___ MATERIAL PROVIDED

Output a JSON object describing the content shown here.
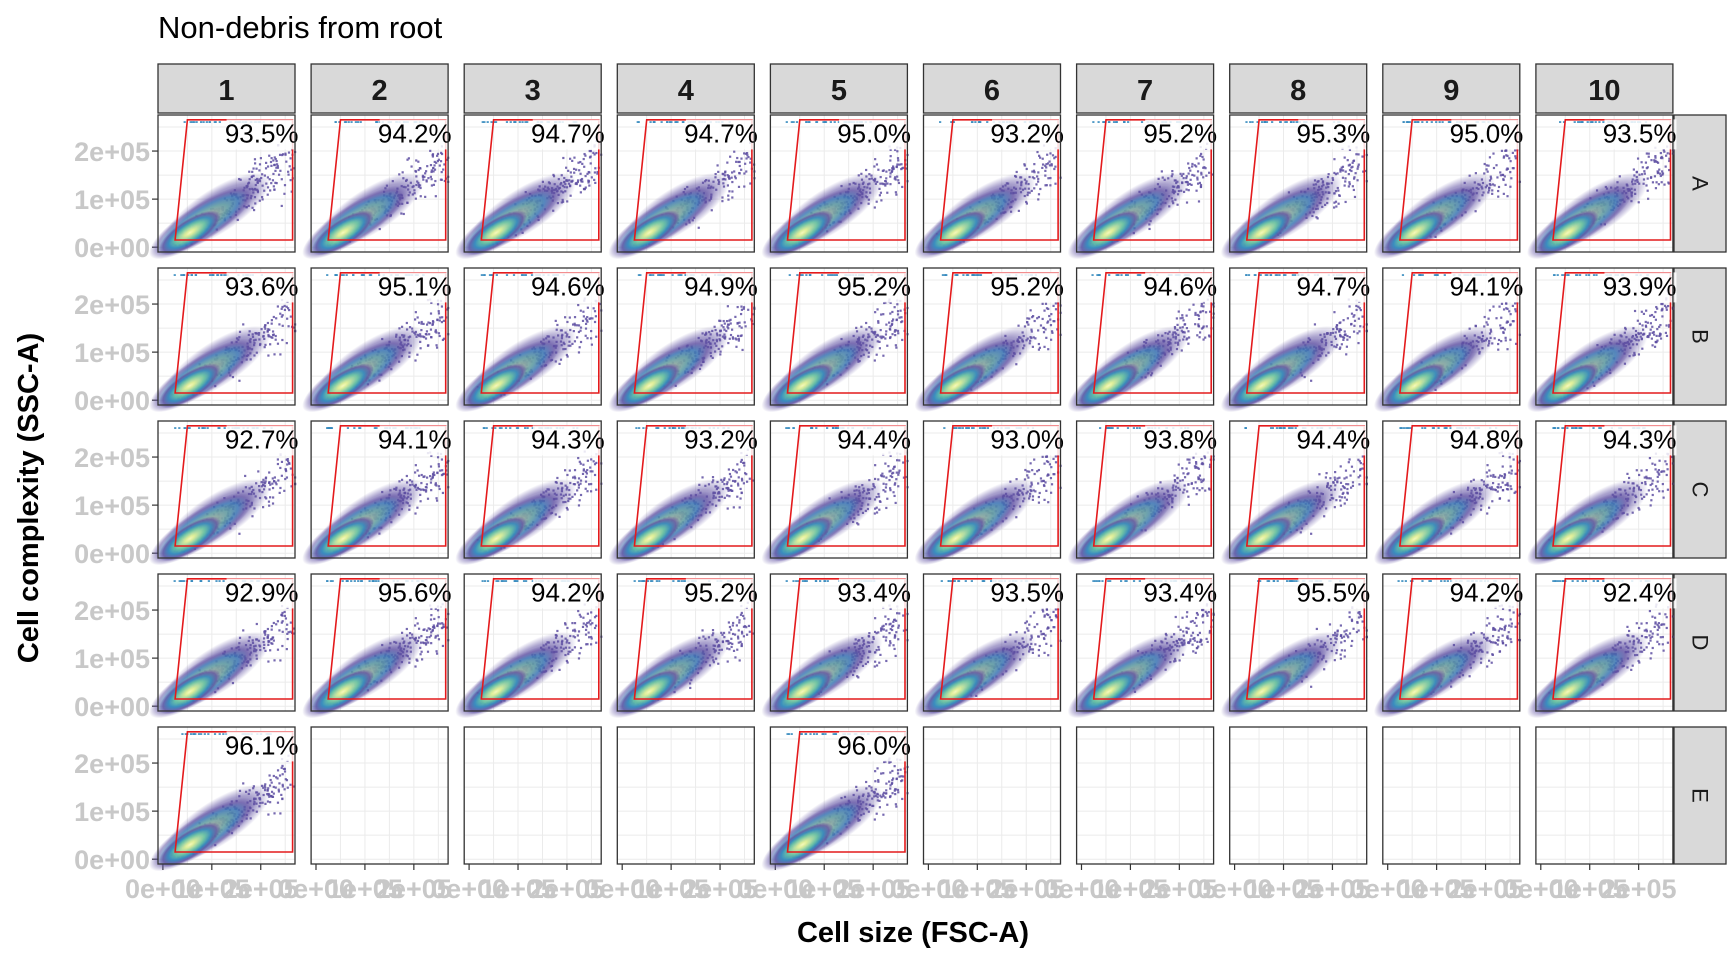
{
  "chart_data": {
    "type": "scatter",
    "subtype": "flow-cytometry-density-faceted",
    "title": "Non-debris from root",
    "xlabel": "Cell size (FSC-A)",
    "ylabel": "Cell complexity (SSC-A)",
    "columns": [
      "1",
      "2",
      "3",
      "4",
      "5",
      "6",
      "7",
      "8",
      "9",
      "10"
    ],
    "rows": [
      "A",
      "B",
      "C",
      "D",
      "E"
    ],
    "x_ticks": [
      "0e+00",
      "1e+05",
      "2e+05"
    ],
    "y_ticks": [
      "0e+00",
      "1e+05",
      "2e+05"
    ],
    "xlim": [
      -10000,
      270000
    ],
    "ylim": [
      -10000,
      275000
    ],
    "gate_polygon": [
      [
        25000,
        15000
      ],
      [
        50000,
        265000
      ],
      [
        265000,
        265000
      ],
      [
        265000,
        15000
      ]
    ],
    "grid": true,
    "colors": {
      "gate": "#e41a1c",
      "strip_fill": "#d9d9d9",
      "panel_border": "#333333",
      "grid": "#ebebeb",
      "density_low": "#5e4fa2",
      "density_mid": "#3288bd",
      "density_high": "#abdda4",
      "density_peak": "#ffffbf",
      "tick_label": "#c8c8c8"
    },
    "panels": [
      {
        "row": "A",
        "col": "1",
        "percent": "93.5%"
      },
      {
        "row": "A",
        "col": "2",
        "percent": "94.2%"
      },
      {
        "row": "A",
        "col": "3",
        "percent": "94.7%"
      },
      {
        "row": "A",
        "col": "4",
        "percent": "94.7%"
      },
      {
        "row": "A",
        "col": "5",
        "percent": "95.0%"
      },
      {
        "row": "A",
        "col": "6",
        "percent": "93.2%"
      },
      {
        "row": "A",
        "col": "7",
        "percent": "95.2%"
      },
      {
        "row": "A",
        "col": "8",
        "percent": "95.3%"
      },
      {
        "row": "A",
        "col": "9",
        "percent": "95.0%"
      },
      {
        "row": "A",
        "col": "10",
        "percent": "93.5%"
      },
      {
        "row": "B",
        "col": "1",
        "percent": "93.6%"
      },
      {
        "row": "B",
        "col": "2",
        "percent": "95.1%"
      },
      {
        "row": "B",
        "col": "3",
        "percent": "94.6%"
      },
      {
        "row": "B",
        "col": "4",
        "percent": "94.9%"
      },
      {
        "row": "B",
        "col": "5",
        "percent": "95.2%"
      },
      {
        "row": "B",
        "col": "6",
        "percent": "95.2%"
      },
      {
        "row": "B",
        "col": "7",
        "percent": "94.6%"
      },
      {
        "row": "B",
        "col": "8",
        "percent": "94.7%"
      },
      {
        "row": "B",
        "col": "9",
        "percent": "94.1%"
      },
      {
        "row": "B",
        "col": "10",
        "percent": "93.9%"
      },
      {
        "row": "C",
        "col": "1",
        "percent": "92.7%"
      },
      {
        "row": "C",
        "col": "2",
        "percent": "94.1%"
      },
      {
        "row": "C",
        "col": "3",
        "percent": "94.3%"
      },
      {
        "row": "C",
        "col": "4",
        "percent": "93.2%"
      },
      {
        "row": "C",
        "col": "5",
        "percent": "94.4%"
      },
      {
        "row": "C",
        "col": "6",
        "percent": "93.0%"
      },
      {
        "row": "C",
        "col": "7",
        "percent": "93.8%"
      },
      {
        "row": "C",
        "col": "8",
        "percent": "94.4%"
      },
      {
        "row": "C",
        "col": "9",
        "percent": "94.8%"
      },
      {
        "row": "C",
        "col": "10",
        "percent": "94.3%"
      },
      {
        "row": "D",
        "col": "1",
        "percent": "92.9%"
      },
      {
        "row": "D",
        "col": "2",
        "percent": "95.6%"
      },
      {
        "row": "D",
        "col": "3",
        "percent": "94.2%"
      },
      {
        "row": "D",
        "col": "4",
        "percent": "95.2%"
      },
      {
        "row": "D",
        "col": "5",
        "percent": "93.4%"
      },
      {
        "row": "D",
        "col": "6",
        "percent": "93.5%"
      },
      {
        "row": "D",
        "col": "7",
        "percent": "93.4%"
      },
      {
        "row": "D",
        "col": "8",
        "percent": "95.5%"
      },
      {
        "row": "D",
        "col": "9",
        "percent": "94.2%"
      },
      {
        "row": "D",
        "col": "10",
        "percent": "92.4%"
      },
      {
        "row": "E",
        "col": "1",
        "percent": "96.1%"
      },
      {
        "row": "E",
        "col": "5",
        "percent": "96.0%"
      }
    ]
  }
}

______

SET TASK → Copy each line that contains the word "Cell".

REPLY TO THE TASK →
    "xlabel": "Cell size (FSC-A)",
    "ylabel": "Cell complexity (SSC-A)",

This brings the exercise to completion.